▸ **Stored items from a collection**
----------

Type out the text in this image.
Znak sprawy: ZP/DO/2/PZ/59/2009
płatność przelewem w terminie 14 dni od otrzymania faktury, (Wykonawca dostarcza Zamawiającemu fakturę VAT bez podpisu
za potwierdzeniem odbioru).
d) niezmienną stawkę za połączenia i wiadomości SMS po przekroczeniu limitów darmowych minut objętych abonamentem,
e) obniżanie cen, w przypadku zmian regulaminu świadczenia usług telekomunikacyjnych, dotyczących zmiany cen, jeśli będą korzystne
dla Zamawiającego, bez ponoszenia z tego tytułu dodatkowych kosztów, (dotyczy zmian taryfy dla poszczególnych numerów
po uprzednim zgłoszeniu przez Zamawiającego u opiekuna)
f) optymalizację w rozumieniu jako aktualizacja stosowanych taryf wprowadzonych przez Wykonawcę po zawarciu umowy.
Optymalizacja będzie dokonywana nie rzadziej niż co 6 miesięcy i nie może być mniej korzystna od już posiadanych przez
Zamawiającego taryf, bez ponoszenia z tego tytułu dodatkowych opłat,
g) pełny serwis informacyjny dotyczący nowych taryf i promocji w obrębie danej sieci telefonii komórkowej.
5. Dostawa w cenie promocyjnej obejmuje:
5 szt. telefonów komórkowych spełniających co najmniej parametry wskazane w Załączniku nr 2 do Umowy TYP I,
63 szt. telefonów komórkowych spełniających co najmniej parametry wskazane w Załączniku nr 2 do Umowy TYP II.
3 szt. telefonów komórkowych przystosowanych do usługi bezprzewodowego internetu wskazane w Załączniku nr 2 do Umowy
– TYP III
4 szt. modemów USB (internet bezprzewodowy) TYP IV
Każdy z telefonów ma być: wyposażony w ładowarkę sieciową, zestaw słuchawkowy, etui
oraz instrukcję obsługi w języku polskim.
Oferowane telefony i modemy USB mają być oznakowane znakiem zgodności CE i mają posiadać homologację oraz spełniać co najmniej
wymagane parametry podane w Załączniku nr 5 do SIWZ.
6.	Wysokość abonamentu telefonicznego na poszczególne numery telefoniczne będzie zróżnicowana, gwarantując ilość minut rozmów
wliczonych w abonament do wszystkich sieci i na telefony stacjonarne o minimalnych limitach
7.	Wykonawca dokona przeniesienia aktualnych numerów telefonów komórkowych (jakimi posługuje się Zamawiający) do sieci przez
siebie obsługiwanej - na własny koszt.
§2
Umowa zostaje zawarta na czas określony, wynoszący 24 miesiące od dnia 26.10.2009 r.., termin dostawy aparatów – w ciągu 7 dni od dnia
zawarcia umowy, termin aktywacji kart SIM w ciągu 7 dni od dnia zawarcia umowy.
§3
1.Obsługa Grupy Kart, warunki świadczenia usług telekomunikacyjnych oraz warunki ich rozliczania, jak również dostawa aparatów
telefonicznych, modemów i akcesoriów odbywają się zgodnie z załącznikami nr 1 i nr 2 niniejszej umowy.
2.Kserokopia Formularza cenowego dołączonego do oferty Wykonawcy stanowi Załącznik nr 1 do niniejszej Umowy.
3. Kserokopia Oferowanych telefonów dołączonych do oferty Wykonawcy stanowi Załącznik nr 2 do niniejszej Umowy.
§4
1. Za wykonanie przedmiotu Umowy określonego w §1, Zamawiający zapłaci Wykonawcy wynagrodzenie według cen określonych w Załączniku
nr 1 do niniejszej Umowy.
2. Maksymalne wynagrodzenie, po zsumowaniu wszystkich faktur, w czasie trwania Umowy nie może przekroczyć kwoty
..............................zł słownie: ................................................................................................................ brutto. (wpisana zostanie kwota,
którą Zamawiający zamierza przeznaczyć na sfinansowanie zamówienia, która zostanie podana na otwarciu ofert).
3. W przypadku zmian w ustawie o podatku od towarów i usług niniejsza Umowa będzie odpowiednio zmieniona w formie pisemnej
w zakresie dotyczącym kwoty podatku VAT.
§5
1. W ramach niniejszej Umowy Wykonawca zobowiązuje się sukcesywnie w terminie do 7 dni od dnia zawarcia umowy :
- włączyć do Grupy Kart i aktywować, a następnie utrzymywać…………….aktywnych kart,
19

----------

▸ **Given instruction**
State how many lines in the records above contain the word "ponoszenia", and give only that number.

▸ **Answer in full**
2